Task requirements: Every record below should be printed exactly as it appears.

Record set:
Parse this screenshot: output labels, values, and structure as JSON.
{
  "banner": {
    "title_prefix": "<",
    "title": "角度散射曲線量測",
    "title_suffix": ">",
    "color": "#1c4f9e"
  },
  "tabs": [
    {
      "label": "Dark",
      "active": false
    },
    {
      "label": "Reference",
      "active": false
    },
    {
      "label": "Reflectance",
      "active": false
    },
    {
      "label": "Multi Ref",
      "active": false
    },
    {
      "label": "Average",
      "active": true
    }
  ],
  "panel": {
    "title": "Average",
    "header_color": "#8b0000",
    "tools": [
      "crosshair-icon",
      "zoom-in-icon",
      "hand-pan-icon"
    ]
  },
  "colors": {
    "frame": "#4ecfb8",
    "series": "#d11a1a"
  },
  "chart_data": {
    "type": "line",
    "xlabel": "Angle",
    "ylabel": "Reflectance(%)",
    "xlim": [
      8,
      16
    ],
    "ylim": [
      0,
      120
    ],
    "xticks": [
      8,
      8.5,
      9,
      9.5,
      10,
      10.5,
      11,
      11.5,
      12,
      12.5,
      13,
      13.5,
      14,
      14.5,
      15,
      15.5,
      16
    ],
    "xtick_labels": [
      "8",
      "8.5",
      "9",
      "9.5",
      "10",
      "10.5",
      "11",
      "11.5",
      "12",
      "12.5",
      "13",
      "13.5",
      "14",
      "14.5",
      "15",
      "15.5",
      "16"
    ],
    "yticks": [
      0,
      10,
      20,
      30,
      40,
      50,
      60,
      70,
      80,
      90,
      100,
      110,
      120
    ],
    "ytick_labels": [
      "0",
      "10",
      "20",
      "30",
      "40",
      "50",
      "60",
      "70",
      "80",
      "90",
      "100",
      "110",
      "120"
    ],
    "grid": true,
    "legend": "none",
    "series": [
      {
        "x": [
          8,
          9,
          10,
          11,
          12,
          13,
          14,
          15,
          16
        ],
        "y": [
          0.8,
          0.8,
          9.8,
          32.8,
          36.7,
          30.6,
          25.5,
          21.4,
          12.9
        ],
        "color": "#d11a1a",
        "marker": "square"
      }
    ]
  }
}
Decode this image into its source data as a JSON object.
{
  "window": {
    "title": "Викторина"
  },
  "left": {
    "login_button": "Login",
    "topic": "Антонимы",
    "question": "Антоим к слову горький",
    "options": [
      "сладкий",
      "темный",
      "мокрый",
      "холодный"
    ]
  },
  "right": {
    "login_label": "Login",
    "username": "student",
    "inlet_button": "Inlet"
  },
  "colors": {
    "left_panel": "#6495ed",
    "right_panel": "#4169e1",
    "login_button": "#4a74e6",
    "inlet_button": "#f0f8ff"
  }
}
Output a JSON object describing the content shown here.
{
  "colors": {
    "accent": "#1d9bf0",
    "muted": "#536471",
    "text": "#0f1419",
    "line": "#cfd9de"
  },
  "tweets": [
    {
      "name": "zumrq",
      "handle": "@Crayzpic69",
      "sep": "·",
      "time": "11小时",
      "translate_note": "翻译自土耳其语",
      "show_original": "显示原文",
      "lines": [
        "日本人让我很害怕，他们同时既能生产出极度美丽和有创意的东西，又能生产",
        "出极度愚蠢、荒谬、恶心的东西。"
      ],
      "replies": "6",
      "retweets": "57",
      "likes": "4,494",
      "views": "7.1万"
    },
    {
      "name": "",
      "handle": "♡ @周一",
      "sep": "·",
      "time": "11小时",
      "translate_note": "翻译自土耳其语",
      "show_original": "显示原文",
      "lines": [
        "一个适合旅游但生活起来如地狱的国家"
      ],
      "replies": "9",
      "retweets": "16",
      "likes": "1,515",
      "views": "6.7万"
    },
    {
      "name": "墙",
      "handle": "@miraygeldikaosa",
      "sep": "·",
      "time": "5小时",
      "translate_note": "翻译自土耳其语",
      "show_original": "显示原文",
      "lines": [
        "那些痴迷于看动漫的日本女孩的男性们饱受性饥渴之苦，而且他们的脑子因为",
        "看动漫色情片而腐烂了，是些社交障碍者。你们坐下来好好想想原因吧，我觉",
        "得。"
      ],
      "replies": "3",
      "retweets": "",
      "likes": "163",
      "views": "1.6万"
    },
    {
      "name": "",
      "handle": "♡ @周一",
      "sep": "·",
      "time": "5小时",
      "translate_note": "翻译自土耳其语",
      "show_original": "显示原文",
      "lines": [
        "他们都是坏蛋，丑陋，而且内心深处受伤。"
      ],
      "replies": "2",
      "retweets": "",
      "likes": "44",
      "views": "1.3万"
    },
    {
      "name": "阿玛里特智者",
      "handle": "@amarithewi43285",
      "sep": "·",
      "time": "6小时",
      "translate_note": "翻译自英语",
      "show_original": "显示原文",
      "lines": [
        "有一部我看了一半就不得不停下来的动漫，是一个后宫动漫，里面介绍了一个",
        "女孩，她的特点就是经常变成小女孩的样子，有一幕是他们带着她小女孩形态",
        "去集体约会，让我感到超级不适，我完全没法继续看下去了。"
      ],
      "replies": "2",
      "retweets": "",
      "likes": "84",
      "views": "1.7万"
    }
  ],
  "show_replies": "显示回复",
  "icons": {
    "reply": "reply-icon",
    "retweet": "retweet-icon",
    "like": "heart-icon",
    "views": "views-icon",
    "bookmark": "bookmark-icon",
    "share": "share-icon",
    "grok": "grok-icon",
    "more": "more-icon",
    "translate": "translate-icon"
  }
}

Exercise solution:
Parse this screenshot: output labels, values, and structure as JSON.
{
  "banner": {
    "title_prefix": "<",
    "title": "角度散射曲線量測",
    "title_suffix": ">",
    "color": "#1c4f9e"
  },
  "tabs": [
    {
      "label": "Dark",
      "active": false
    },
    {
      "label": "Reference",
      "active": false
    },
    {
      "label": "Reflectance",
      "active": false
    },
    {
      "label": "Multi Ref",
      "active": false
    },
    {
      "label": "Average",
      "active": true
    }
  ],
  "panel": {
    "title": "Average",
    "header_color": "#8b0000",
    "tools": [
      "crosshair-icon",
      "zoom-in-icon",
      "hand-pan-icon"
    ]
  },
  "colors": {
    "frame": "#4ecfb8",
    "series": "#d11a1a"
  },
  "chart_data": {
    "type": "line",
    "xlabel": "Angle",
    "ylabel": "Reflectance(%)",
    "xlim": [
      8,
      16
    ],
    "ylim": [
      0,
      120
    ],
    "xticks": [
      8,
      8.5,
      9,
      9.5,
      10,
      10.5,
      11,
      11.5,
      12,
      12.5,
      13,
      13.5,
      14,
      14.5,
      15,
      15.5,
      16
    ],
    "xtick_labels": [
      "8",
      "8.5",
      "9",
      "9.5",
      "10",
      "10.5",
      "11",
      "11.5",
      "12",
      "12.5",
      "13",
      "13.5",
      "14",
      "14.5",
      "15",
      "15.5",
      "16"
    ],
    "yticks": [
      0,
      10,
      20,
      30,
      40,
      50,
      60,
      70,
      80,
      90,
      100,
      110,
      120
    ],
    "ytick_labels": [
      "0",
      "10",
      "20",
      "30",
      "40",
      "50",
      "60",
      "70",
      "80",
      "90",
      "100",
      "110",
      "120"
    ],
    "grid": true,
    "legend": "none",
    "series": [
      {
        "x": [
          8,
          9,
          10,
          11,
          12,
          13,
          14,
          15,
          16
        ],
        "y": [
          0.8,
          0.8,
          9.8,
          32.8,
          36.7,
          30.6,
          25.5,
          21.4,
          12.9
        ],
        "color": "#d11a1a",
        "marker": "square"
      }
    ]
  }
}
Decode this image into its source data as a JSON object.
{
  "window": {
    "title": "Викторина"
  },
  "left": {
    "login_button": "Login",
    "topic": "Антонимы",
    "question": "Антоим к слову горький",
    "options": [
      "сладкий",
      "темный",
      "мокрый",
      "холодный"
    ]
  },
  "right": {
    "login_label": "Login",
    "username": "student",
    "inlet_button": "Inlet"
  },
  "colors": {
    "left_panel": "#6495ed",
    "right_panel": "#4169e1",
    "login_button": "#4a74e6",
    "inlet_button": "#f0f8ff"
  }
}
Output a JSON object describing the content shown here.
{
  "colors": {
    "accent": "#1d9bf0",
    "muted": "#536471",
    "text": "#0f1419",
    "line": "#cfd9de"
  },
  "tweets": [
    {
      "name": "zumrq",
      "handle": "@Crayzpic69",
      "sep": "·",
      "time": "11小时",
      "translate_note": "翻译自土耳其语",
      "show_original": "显示原文",
      "lines": [
        "日本人让我很害怕，他们同时既能生产出极度美丽和有创意的东西，又能生产",
        "出极度愚蠢、荒谬、恶心的东西。"
      ],
      "replies": "6",
      "retweets": "57",
      "likes": "4,494",
      "views": "7.1万"
    },
    {
      "name": "",
      "handle": "♡ @周一",
      "sep": "·",
      "time": "11小时",
      "translate_note": "翻译自土耳其语",
      "show_original": "显示原文",
      "lines": [
        "一个适合旅游但生活起来如地狱的国家"
      ],
      "replies": "9",
      "retweets": "16",
      "likes": "1,515",
      "views": "6.7万"
    },
    {
      "name": "墙",
      "handle": "@miraygeldikaosa",
      "sep": "·",
      "time": "5小时",
      "translate_note": "翻译自土耳其语",
      "show_original": "显示原文",
      "lines": [
        "那些痴迷于看动漫的日本女孩的男性们饱受性饥渴之苦，而且他们的脑子因为",
        "看动漫色情片而腐烂了，是些社交障碍者。你们坐下来好好想想原因吧，我觉",
        "得。"
      ],
      "replies": "3",
      "retweets": "",
      "likes": "163",
      "views": "1.6万"
    },
    {
      "name": "",
      "handle": "♡ @周一",
      "sep": "·",
      "time": "5小时",
      "translate_note": "翻译自土耳其语",
      "show_original": "显示原文",
      "lines": [
        "他们都是坏蛋，丑陋，而且内心深处受伤。"
      ],
      "replies": "2",
      "retweets": "",
      "likes": "44",
      "views": "1.3万"
    },
    {
      "name": "阿玛里特智者",
      "handle": "@amarithewi43285",
      "sep": "·",
      "time": "6小时",
      "translate_note": "翻译自英语",
      "show_original": "显示原文",
      "lines": [
        "有一部我看了一半就不得不停下来的动漫，是一个后宫动漫，里面介绍了一个",
        "女孩，她的特点就是经常变成小女孩的样子，有一幕是他们带着她小女孩形态",
        "去集体约会，让我感到超级不适，我完全没法继续看下去了。"
      ],
      "replies": "2",
      "retweets": "",
      "likes": "84",
      "views": "1.7万"
    }
  ],
  "show_replies": "显示回复",
  "icons": {
    "reply": "reply-icon",
    "retweet": "retweet-icon",
    "like": "heart-icon",
    "views": "views-icon",
    "bookmark": "bookmark-icon",
    "share": "share-icon",
    "grok": "grok-icon",
    "more": "more-icon",
    "translate": "translate-icon"
  }
}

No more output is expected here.